Stored data:
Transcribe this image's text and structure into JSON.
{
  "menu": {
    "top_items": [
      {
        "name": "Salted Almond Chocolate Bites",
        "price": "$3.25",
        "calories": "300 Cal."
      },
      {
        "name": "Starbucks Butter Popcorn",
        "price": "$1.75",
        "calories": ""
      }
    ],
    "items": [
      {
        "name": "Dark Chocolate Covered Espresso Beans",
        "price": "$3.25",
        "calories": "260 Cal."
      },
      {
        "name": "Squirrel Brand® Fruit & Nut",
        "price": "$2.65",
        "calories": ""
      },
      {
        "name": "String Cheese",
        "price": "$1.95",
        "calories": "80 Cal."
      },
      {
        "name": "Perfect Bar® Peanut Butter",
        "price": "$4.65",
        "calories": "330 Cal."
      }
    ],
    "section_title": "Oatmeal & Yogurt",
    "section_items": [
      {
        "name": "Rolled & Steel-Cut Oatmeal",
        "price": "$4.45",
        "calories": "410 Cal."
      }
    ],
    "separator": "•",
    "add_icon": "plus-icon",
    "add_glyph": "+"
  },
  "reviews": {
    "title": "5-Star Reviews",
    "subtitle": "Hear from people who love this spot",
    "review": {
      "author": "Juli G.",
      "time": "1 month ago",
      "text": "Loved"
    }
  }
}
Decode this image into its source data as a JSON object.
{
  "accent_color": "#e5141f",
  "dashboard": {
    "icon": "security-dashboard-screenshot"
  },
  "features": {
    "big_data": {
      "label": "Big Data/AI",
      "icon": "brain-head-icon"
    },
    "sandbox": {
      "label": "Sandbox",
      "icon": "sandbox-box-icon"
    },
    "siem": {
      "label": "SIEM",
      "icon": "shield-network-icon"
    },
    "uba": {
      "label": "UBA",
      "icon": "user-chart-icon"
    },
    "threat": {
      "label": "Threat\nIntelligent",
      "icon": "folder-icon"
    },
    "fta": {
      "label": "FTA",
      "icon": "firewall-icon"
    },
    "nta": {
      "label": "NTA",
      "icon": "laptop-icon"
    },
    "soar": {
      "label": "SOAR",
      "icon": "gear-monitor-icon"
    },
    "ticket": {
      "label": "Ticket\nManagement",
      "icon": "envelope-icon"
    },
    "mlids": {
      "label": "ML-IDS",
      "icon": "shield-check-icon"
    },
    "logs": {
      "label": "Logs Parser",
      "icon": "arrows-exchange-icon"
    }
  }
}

[Short task] Which lines contain the word "label"? Copy each of them.

[Response to this exercise]
      "label": "Big Data/AI",
      "label": "Sandbox",
      "label": "SIEM",
      "label": "UBA",
      "label": "Threat\nIntelligent",
      "label": "FTA",
      "label": "NTA",
      "label": "SOAR",
      "label": "Ticket\nManagement",
      "label": "ML-IDS",
      "label": "Logs Parser",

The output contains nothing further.